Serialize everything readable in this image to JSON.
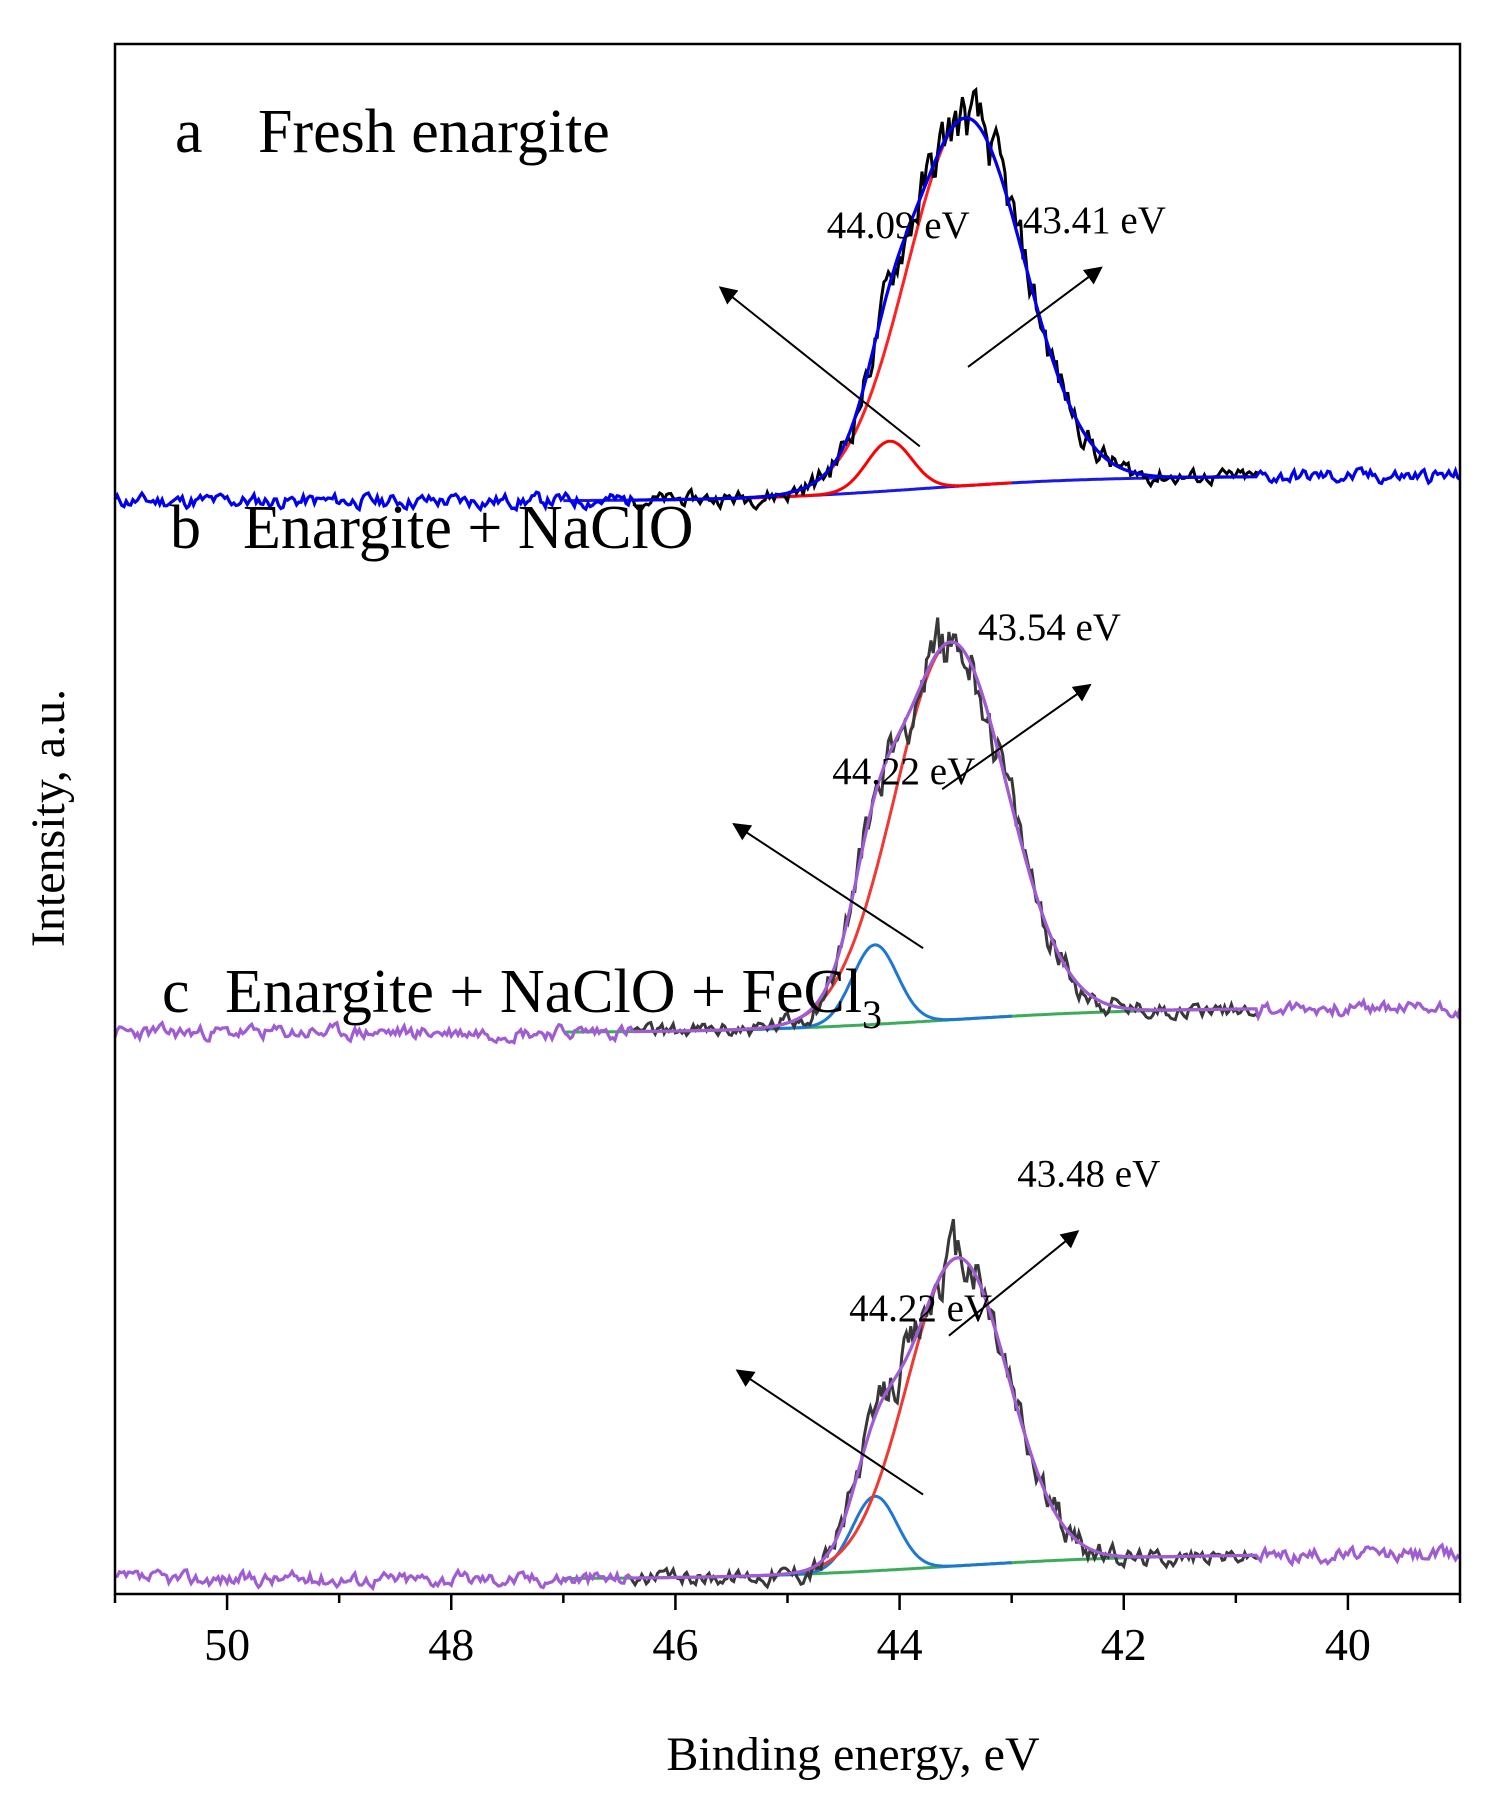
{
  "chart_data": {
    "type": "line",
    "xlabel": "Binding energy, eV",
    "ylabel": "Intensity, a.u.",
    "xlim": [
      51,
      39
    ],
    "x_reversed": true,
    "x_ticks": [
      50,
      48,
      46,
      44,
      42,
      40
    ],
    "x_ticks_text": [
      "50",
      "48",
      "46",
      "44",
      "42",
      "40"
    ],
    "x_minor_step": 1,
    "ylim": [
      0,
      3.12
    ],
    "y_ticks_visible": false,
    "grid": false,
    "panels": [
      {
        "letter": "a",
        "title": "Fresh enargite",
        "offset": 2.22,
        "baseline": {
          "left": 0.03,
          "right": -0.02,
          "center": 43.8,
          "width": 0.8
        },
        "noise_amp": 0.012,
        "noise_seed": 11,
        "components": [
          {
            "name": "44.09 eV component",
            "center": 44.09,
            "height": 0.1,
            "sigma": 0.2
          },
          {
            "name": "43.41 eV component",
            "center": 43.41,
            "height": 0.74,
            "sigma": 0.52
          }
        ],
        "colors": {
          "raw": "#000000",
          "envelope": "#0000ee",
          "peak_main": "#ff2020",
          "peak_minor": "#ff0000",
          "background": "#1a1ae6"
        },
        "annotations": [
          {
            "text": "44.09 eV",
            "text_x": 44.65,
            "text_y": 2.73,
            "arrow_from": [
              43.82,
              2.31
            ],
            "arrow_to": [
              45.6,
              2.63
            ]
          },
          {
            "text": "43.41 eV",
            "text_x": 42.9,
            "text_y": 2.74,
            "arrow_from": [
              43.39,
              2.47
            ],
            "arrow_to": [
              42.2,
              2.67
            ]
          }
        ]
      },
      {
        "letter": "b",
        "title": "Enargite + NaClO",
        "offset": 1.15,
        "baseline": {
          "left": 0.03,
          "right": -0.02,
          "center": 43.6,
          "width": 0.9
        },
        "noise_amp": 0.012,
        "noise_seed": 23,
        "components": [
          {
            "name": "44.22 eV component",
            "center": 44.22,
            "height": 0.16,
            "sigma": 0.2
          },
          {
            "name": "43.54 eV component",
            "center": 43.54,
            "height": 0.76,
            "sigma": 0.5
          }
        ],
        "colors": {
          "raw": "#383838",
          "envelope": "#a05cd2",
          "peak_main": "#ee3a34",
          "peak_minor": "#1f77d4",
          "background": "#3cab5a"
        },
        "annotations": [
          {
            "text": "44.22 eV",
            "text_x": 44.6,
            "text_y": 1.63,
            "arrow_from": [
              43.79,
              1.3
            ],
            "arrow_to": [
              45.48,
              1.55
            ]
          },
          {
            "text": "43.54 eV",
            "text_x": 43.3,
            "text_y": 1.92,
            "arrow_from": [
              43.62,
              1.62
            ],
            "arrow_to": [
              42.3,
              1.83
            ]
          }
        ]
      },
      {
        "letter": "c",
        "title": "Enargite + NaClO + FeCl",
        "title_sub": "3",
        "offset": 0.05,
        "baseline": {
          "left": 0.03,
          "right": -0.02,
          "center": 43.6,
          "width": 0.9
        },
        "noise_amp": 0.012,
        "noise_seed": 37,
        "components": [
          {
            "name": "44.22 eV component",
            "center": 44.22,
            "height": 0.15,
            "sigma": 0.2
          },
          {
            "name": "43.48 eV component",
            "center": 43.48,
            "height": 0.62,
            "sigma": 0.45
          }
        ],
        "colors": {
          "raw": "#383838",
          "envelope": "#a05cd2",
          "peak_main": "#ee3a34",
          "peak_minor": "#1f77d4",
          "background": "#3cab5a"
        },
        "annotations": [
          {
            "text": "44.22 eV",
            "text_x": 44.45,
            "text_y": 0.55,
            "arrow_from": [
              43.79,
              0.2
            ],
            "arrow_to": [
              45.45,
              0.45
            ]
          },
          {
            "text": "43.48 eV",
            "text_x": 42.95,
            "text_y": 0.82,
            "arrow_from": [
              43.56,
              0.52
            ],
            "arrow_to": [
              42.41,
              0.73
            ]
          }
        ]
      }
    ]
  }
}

========================================

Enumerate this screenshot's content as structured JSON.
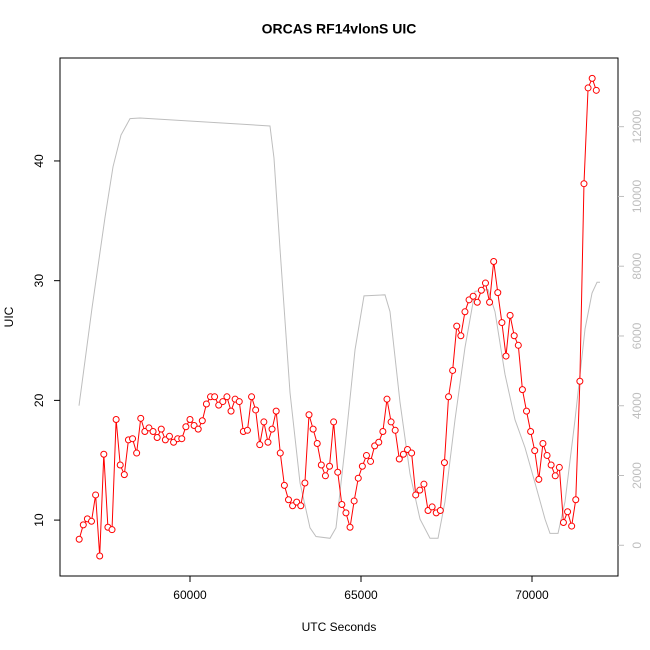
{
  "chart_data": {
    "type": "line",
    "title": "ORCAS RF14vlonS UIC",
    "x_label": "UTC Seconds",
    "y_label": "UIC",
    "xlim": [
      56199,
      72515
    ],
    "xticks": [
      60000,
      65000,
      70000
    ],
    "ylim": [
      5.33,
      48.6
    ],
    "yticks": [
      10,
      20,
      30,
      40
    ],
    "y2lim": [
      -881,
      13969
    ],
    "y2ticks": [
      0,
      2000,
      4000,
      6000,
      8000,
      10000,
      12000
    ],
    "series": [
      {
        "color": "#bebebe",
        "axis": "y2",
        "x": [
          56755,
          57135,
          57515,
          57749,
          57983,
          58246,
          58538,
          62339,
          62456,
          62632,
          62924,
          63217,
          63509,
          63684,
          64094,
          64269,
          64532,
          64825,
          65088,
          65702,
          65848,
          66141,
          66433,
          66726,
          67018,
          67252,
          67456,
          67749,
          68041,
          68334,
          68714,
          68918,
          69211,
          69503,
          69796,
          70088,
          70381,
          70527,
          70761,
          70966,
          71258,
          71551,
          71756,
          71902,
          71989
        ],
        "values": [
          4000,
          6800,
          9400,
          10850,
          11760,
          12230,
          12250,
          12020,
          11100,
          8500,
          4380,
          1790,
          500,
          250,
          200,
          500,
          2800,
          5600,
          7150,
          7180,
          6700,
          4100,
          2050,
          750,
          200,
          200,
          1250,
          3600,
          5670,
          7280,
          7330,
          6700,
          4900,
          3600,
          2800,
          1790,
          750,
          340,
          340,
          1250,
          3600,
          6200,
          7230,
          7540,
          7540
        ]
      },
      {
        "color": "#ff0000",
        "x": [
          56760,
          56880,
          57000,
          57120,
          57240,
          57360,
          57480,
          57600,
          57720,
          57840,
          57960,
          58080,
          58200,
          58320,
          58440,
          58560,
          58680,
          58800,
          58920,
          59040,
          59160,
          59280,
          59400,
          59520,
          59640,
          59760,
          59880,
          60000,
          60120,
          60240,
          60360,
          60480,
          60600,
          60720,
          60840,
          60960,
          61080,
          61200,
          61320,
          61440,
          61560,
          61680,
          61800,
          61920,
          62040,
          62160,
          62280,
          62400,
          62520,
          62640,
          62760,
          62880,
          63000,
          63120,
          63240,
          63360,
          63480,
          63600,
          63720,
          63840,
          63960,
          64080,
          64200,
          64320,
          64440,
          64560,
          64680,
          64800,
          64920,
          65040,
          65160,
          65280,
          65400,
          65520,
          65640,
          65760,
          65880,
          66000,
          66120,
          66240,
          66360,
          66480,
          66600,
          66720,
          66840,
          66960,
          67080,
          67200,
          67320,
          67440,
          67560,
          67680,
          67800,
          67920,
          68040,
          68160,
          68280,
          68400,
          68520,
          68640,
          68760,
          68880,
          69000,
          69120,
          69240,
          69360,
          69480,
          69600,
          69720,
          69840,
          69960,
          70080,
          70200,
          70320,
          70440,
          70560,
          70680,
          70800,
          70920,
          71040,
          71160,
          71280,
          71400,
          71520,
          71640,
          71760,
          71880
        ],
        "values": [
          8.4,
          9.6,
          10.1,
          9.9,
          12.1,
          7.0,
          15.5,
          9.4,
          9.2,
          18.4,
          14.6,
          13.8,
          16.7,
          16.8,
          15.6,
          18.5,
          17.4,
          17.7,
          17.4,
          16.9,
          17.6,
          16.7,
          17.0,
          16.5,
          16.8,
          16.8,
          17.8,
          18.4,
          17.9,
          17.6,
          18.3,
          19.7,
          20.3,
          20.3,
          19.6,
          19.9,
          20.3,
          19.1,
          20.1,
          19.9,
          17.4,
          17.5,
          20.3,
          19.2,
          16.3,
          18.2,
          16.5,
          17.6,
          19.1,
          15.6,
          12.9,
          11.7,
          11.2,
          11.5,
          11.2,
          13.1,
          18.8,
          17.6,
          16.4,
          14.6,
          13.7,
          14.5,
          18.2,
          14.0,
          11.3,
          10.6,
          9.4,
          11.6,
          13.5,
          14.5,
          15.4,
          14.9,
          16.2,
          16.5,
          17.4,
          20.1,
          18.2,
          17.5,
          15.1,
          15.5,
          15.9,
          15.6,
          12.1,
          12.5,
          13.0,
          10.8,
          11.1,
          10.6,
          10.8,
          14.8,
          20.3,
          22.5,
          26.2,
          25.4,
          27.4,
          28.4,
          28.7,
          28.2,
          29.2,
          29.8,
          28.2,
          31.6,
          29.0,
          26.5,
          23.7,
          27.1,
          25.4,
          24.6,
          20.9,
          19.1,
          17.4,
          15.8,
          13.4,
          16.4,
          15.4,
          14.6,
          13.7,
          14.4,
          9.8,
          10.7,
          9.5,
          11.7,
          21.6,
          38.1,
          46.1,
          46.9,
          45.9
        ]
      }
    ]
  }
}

========================================

- WHAT IS REQUIRED
Among the entries, how many lines contain the string "name"? Give the number without anything else.

- FULL SOLUTION
6